━━ Provided records

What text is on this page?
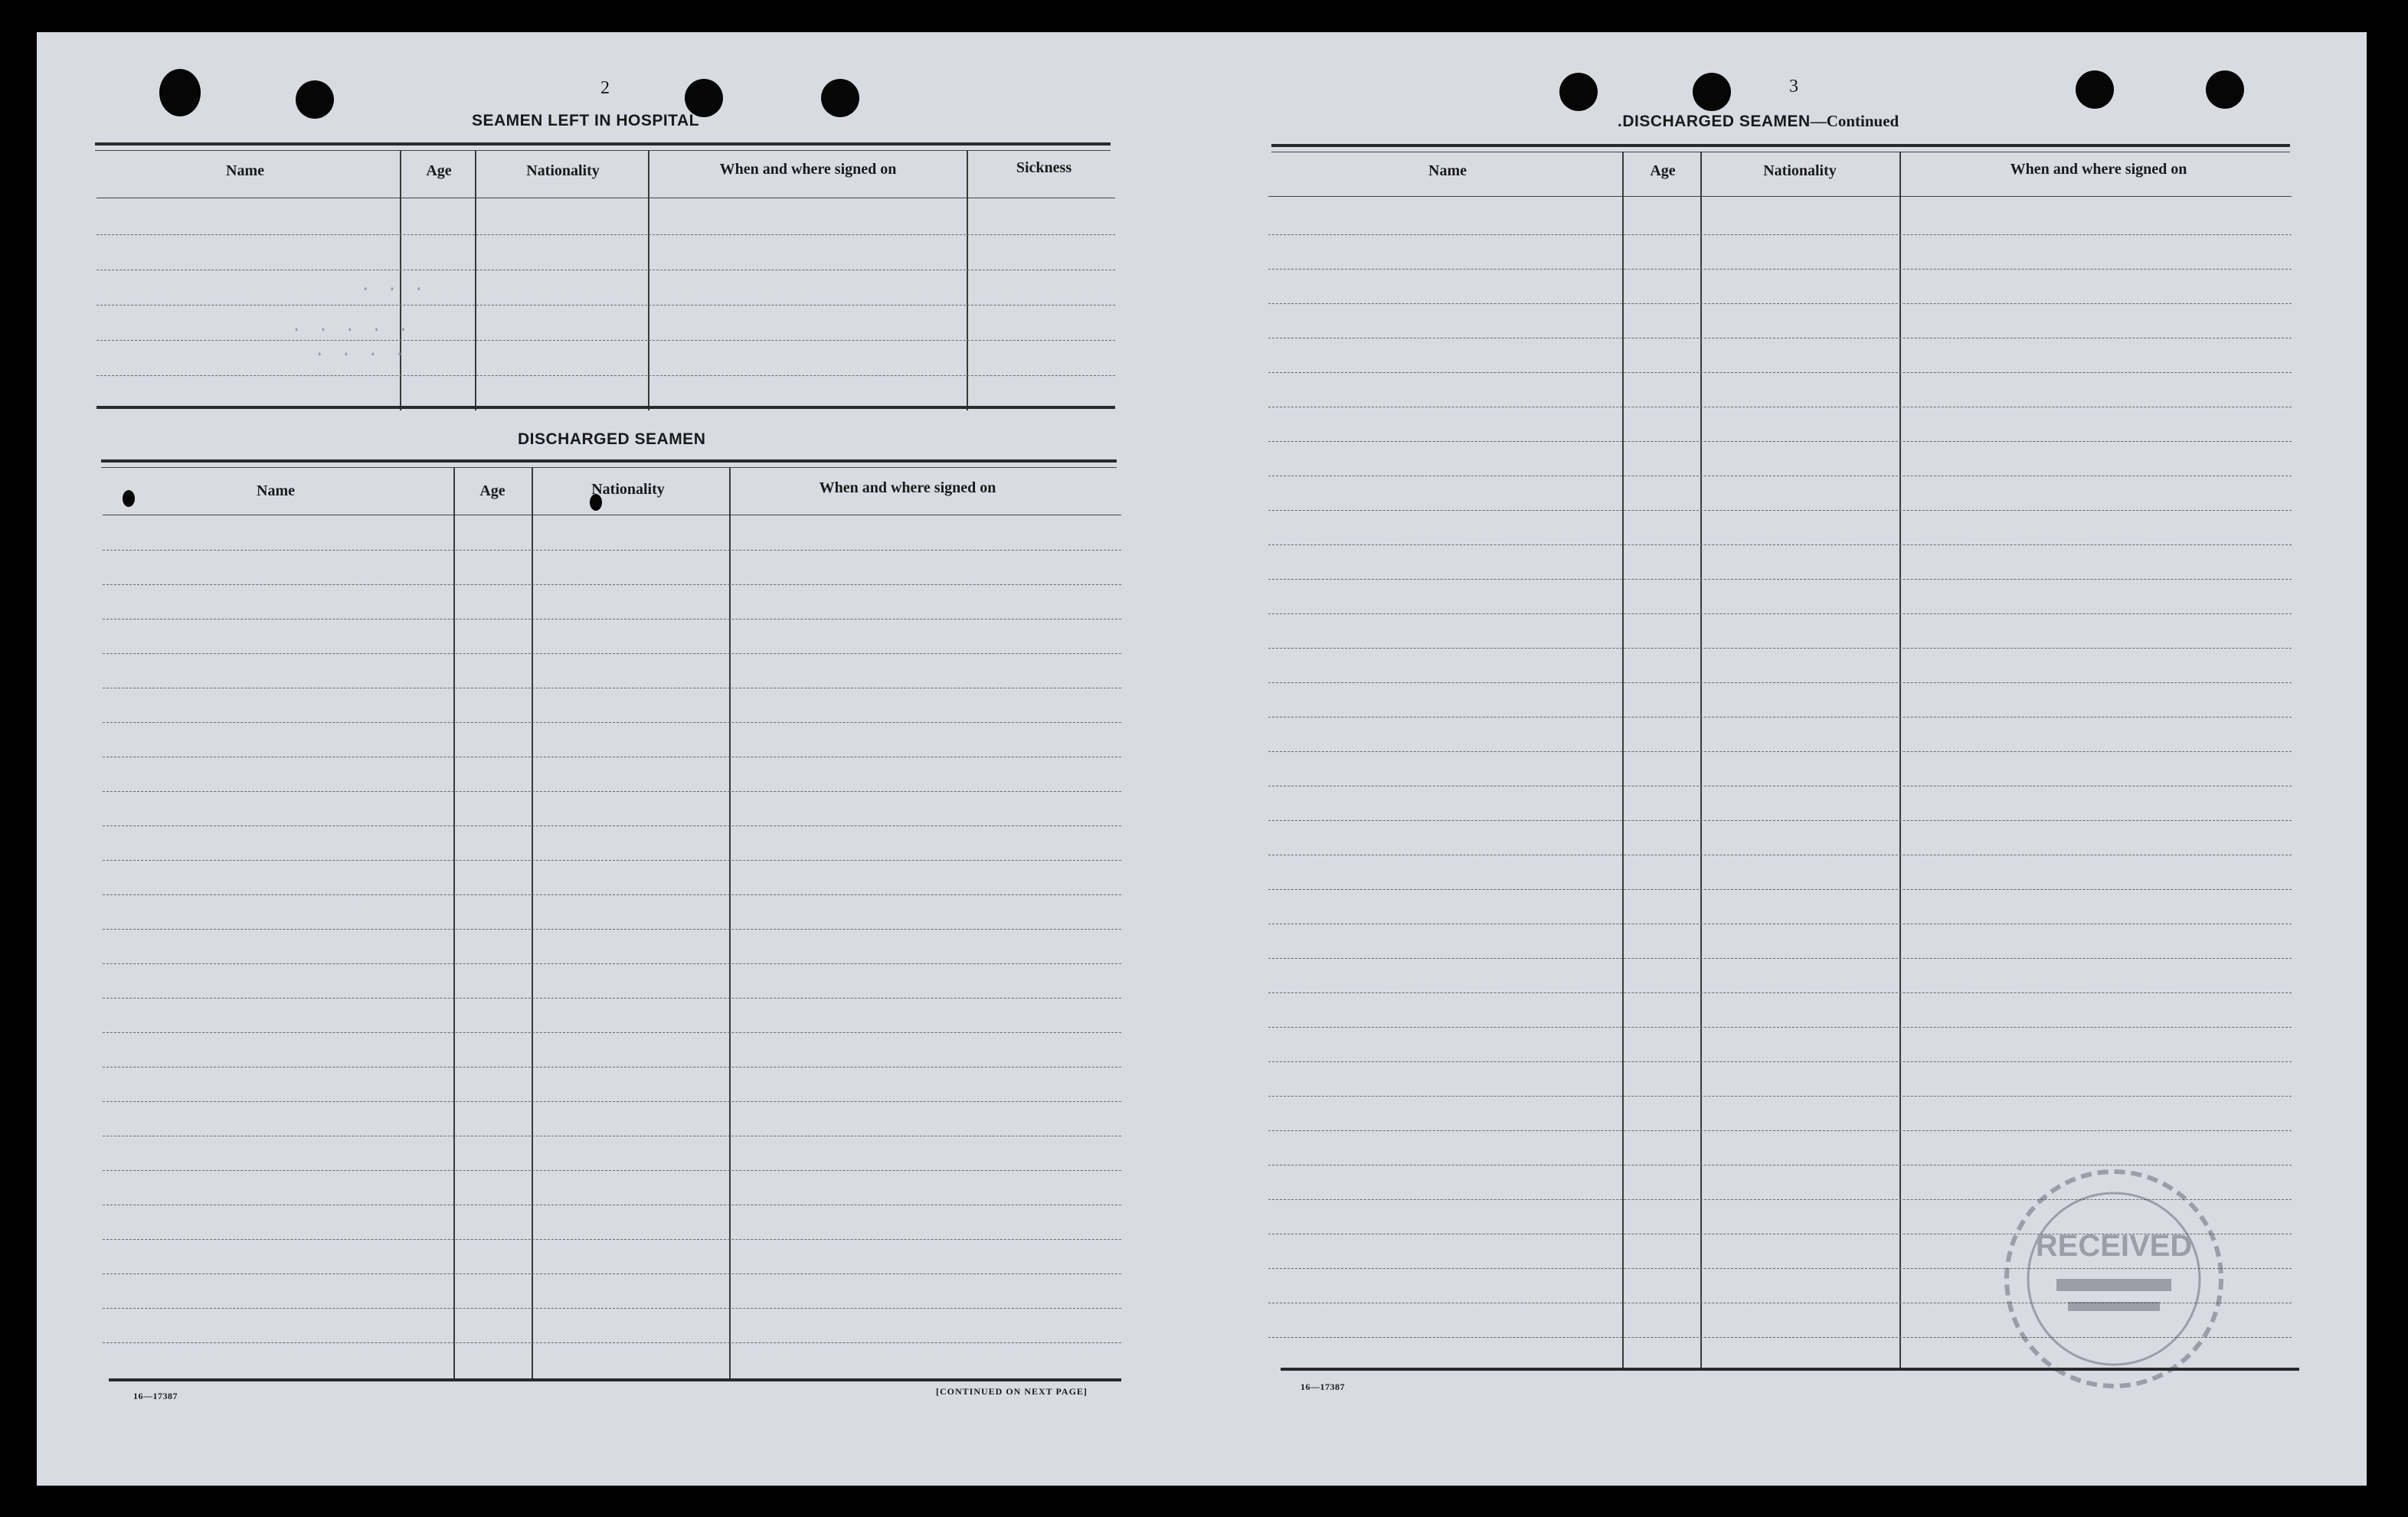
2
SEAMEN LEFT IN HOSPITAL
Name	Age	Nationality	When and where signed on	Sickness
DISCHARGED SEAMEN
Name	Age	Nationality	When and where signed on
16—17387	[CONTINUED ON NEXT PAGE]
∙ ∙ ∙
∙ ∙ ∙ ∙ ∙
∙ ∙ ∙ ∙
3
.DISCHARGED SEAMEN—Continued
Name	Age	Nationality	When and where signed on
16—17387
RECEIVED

━━━━
━━ Provided records

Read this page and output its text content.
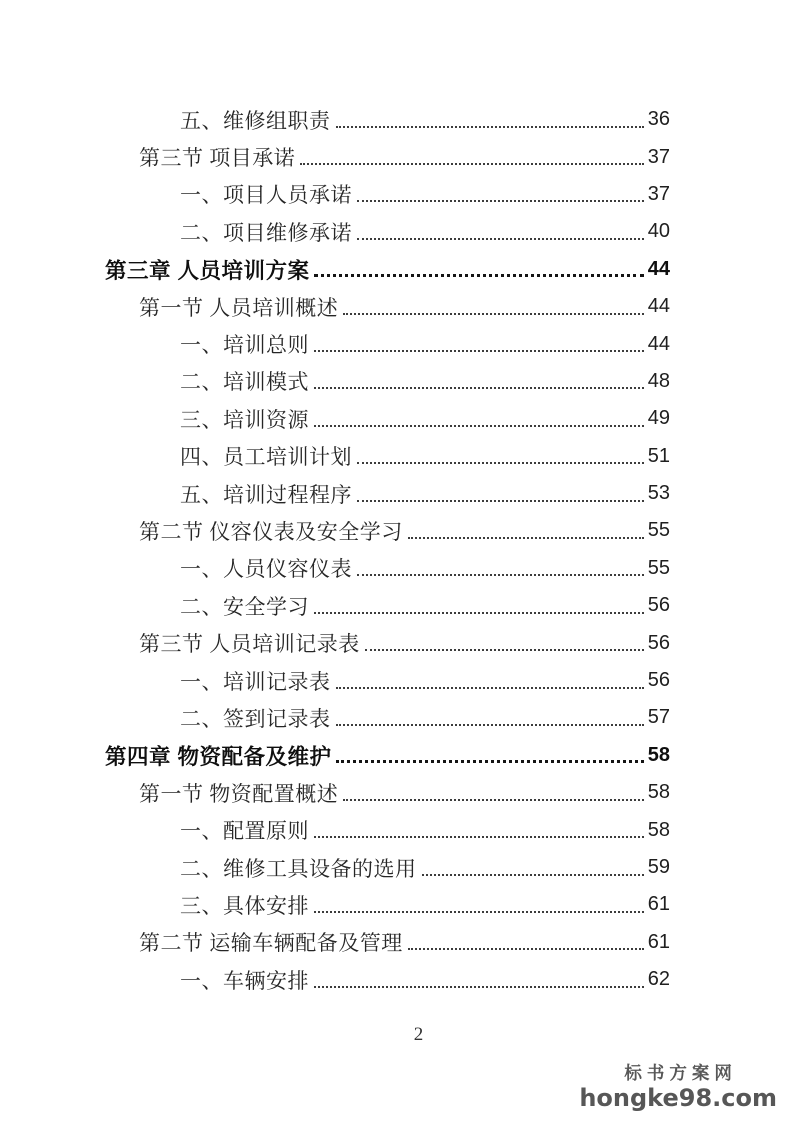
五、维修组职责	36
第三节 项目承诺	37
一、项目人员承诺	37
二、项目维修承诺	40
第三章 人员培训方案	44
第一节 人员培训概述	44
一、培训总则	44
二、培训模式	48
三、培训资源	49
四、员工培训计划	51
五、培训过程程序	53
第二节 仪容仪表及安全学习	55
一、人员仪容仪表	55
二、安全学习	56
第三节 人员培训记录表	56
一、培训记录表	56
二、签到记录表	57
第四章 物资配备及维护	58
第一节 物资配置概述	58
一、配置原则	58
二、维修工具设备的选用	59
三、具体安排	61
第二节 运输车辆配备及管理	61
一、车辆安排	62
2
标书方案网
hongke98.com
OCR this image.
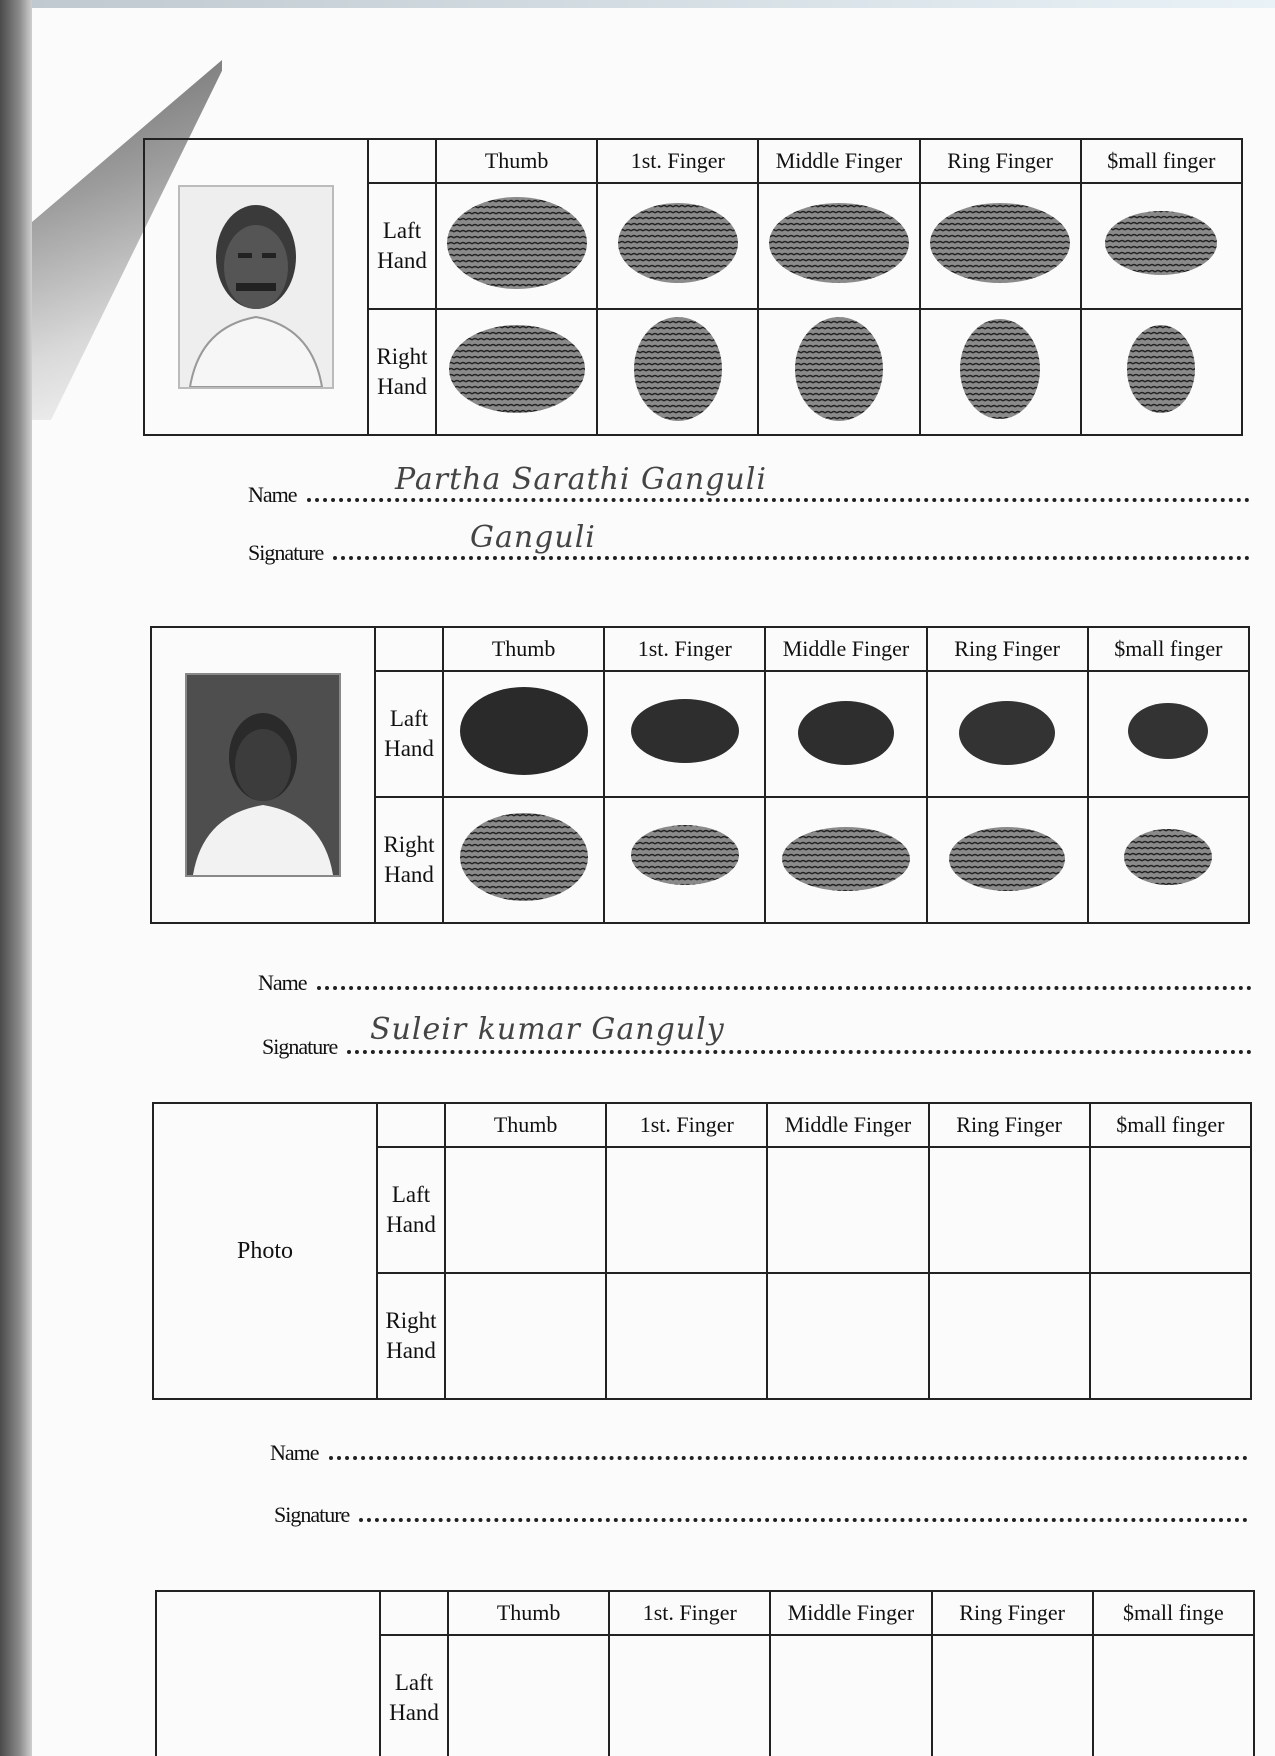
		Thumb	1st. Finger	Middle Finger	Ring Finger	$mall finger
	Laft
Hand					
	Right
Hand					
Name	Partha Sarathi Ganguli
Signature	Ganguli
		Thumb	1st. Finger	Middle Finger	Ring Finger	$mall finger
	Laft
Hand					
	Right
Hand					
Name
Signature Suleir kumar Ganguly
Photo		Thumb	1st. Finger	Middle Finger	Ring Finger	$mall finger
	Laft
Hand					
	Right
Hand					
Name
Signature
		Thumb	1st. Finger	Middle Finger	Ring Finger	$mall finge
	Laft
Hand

━━━━

Using the material above, report each line where "Ring" occurs.

		Thumb	1st. Finger	Middle Finger	Ring Finger	$mall finger
		Thumb	1st. Finger	Middle Finger	Ring Finger	$mall finger
Photo		Thumb	1st. Finger	Middle Finger	Ring Finger	$mall finger
		Thumb	1st. Finger	Middle Finger	Ring Finger	$mall finge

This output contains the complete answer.